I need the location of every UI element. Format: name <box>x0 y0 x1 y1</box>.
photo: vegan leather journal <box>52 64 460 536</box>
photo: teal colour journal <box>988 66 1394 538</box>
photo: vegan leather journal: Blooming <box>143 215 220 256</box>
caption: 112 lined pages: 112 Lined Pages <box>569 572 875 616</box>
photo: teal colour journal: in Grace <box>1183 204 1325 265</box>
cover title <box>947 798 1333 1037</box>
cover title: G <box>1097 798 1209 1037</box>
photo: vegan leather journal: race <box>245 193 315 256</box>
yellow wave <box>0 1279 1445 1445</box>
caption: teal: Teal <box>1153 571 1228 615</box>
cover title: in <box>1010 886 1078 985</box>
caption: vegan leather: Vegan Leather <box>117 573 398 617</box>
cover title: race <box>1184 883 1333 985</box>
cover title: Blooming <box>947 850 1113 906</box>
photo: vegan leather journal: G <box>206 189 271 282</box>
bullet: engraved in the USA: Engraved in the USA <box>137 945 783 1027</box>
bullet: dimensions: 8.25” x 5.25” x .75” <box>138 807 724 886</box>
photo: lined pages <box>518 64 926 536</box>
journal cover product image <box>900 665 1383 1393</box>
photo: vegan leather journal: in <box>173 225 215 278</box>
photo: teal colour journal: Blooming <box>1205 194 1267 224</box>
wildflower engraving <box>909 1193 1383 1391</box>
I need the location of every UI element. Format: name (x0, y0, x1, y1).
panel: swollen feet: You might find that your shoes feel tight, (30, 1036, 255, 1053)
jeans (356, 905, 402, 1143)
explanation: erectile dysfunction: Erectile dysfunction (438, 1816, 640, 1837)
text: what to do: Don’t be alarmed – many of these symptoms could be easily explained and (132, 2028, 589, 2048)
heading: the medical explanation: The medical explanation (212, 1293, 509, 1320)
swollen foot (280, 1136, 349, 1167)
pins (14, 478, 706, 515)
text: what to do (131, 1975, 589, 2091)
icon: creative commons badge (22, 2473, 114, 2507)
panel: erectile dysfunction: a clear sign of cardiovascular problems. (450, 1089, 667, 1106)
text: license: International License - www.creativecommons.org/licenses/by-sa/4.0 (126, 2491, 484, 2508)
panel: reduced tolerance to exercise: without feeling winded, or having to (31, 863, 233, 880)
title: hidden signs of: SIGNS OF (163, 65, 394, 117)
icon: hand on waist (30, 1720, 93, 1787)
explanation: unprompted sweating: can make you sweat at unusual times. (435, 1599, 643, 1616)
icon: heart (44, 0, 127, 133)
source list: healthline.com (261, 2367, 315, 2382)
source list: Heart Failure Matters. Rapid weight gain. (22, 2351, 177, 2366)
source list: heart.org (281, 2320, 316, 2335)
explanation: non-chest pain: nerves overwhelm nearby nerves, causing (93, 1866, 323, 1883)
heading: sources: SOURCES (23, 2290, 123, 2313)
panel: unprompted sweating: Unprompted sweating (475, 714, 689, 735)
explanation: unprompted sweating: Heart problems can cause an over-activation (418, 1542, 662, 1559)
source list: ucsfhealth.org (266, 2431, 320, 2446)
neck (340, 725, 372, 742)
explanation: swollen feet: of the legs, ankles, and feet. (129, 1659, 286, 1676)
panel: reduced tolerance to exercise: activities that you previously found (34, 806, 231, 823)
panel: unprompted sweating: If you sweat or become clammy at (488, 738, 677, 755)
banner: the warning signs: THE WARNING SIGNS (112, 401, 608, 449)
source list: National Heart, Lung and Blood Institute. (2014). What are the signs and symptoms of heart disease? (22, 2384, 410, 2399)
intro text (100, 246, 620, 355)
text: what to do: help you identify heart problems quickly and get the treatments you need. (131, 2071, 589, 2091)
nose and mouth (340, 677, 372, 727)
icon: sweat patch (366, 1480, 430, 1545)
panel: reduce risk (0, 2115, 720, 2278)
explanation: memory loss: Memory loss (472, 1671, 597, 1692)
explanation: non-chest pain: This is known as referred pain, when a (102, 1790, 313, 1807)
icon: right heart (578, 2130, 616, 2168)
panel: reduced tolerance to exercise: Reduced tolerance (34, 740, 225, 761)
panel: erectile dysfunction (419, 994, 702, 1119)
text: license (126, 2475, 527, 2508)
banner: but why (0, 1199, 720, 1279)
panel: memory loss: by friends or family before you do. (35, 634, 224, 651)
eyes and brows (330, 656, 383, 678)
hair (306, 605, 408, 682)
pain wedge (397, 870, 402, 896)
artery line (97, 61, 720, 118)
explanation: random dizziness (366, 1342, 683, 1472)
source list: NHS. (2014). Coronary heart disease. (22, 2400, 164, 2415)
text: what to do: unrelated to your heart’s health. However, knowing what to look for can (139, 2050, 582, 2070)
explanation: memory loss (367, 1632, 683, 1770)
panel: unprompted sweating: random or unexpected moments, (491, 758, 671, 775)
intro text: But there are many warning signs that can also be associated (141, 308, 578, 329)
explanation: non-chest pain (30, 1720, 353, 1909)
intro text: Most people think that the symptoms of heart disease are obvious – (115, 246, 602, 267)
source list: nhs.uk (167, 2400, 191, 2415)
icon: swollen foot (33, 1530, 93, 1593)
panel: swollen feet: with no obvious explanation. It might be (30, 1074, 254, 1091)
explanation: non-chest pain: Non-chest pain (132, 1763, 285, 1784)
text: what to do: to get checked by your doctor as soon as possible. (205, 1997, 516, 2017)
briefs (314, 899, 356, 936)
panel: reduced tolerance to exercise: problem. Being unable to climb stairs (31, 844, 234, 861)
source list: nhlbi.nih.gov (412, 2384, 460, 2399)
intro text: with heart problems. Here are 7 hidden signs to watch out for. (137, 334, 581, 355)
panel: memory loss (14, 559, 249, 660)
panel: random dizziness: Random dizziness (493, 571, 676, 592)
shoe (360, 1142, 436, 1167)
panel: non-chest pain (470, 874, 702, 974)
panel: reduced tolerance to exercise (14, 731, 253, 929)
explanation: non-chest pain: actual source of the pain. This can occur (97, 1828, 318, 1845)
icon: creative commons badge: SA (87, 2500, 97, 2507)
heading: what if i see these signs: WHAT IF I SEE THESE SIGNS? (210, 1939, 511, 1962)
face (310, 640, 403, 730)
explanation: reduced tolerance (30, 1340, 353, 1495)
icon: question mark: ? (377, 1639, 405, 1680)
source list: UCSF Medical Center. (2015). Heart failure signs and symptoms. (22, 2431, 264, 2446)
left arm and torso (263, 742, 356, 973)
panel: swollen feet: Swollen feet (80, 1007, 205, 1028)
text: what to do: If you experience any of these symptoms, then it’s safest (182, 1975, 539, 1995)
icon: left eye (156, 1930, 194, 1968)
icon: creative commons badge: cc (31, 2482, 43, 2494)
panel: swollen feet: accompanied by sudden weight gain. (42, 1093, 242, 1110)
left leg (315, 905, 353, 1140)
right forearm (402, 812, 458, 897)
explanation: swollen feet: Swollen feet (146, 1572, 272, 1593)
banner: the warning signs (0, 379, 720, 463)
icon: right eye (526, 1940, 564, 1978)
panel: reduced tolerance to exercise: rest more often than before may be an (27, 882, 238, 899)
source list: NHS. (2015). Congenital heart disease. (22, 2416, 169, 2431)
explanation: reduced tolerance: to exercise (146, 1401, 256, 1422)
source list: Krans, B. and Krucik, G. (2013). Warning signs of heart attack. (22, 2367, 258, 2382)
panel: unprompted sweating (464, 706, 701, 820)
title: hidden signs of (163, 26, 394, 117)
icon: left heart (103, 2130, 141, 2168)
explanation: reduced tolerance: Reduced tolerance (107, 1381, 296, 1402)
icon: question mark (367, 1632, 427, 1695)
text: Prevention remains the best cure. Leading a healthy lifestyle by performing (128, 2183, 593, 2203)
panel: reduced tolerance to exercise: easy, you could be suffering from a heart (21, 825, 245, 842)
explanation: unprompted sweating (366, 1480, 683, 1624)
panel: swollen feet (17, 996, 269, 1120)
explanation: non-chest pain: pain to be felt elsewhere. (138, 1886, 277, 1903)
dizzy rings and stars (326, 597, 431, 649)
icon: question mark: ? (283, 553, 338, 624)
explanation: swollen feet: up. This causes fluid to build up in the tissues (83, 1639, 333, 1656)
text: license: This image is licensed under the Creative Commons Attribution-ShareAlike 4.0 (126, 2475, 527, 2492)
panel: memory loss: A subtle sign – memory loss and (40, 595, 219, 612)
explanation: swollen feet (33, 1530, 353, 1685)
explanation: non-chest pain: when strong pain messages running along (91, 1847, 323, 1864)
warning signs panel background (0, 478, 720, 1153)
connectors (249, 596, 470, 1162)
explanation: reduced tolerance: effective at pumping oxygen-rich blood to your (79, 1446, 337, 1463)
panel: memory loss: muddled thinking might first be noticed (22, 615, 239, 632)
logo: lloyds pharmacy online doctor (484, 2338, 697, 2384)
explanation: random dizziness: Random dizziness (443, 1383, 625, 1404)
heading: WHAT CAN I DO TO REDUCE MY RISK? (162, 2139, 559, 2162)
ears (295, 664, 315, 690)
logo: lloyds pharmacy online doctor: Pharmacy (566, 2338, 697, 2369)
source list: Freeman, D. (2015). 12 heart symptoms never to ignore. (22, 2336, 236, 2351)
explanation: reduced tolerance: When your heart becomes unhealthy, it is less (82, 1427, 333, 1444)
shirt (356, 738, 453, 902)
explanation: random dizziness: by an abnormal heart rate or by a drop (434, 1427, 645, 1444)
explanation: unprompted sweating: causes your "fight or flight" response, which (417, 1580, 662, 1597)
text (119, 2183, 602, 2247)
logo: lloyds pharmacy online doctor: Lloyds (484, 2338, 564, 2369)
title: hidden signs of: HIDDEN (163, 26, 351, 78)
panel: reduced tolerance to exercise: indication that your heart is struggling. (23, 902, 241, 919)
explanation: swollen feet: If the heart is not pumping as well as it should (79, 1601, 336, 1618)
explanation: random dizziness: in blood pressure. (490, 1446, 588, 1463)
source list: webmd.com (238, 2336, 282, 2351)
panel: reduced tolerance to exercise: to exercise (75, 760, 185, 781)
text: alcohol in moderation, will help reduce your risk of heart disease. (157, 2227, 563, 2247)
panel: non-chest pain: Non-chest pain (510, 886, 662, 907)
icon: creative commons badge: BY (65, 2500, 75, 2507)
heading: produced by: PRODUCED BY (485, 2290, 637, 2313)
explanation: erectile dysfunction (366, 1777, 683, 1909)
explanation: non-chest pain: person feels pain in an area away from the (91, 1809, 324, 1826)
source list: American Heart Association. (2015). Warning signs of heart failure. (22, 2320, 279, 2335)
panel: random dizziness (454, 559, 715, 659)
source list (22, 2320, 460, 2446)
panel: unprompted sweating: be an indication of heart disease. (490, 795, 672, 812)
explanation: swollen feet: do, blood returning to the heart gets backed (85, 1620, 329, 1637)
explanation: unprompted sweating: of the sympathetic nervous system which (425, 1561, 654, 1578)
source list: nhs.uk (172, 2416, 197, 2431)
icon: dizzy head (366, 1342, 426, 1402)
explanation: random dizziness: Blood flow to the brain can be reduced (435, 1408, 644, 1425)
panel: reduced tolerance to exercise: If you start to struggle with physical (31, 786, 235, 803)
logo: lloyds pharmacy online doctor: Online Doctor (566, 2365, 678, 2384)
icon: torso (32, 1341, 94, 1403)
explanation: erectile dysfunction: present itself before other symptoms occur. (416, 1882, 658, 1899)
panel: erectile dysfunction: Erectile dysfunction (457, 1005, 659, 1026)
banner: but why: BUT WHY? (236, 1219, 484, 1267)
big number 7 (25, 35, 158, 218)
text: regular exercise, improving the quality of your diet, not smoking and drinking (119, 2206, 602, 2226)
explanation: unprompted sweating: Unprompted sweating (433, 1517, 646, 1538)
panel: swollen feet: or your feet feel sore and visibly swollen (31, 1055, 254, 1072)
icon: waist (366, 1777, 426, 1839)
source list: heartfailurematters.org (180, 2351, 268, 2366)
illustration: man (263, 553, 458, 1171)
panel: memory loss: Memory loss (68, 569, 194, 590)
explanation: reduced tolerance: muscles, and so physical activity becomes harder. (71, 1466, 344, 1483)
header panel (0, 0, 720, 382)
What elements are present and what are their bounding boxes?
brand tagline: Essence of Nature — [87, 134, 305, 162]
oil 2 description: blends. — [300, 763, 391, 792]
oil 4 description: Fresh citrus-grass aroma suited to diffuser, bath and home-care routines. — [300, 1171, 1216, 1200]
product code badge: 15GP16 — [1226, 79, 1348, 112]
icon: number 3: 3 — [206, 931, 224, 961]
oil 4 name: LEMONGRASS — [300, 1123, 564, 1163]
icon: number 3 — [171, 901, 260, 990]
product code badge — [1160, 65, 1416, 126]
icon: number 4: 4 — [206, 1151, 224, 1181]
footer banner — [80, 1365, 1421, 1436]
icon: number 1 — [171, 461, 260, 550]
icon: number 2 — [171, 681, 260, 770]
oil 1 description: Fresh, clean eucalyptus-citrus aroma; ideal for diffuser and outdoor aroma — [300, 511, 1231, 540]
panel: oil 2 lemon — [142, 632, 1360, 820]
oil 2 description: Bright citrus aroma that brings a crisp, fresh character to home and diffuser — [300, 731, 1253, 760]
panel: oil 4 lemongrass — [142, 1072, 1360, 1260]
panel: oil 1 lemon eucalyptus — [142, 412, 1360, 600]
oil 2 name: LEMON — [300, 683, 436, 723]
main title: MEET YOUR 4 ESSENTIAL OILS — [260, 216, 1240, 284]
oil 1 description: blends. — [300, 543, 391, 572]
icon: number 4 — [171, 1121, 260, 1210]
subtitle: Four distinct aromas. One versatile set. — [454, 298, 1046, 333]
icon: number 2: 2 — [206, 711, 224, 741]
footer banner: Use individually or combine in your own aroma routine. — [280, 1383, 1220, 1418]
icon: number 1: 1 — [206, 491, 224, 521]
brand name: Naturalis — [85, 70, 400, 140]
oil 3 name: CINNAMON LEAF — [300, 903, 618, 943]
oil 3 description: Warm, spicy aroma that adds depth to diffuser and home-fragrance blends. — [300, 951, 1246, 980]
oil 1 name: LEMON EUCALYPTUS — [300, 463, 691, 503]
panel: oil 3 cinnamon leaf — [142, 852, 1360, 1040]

##########

Task instructions: Format the rows above as a JSON list of strings, one string per row, starting at the first row and ending at the row that contains "caption: 112 lined", with both of those rows included.

The solution:
[
  "I need the location of every UI element. Format: name <box>x0 y0 x1 y1</box>.",
  "photo: vegan leather journal <box>52 64 460 536</box>",
  "photo: teal colour journal <box>988 66 1394 538</box>",
  "photo: vegan leather journal: Blooming <box>143 215 220 256</box>",
  "caption: 112 lined pages: 112 Lined Pages <box>569 572 875 616</box>"
]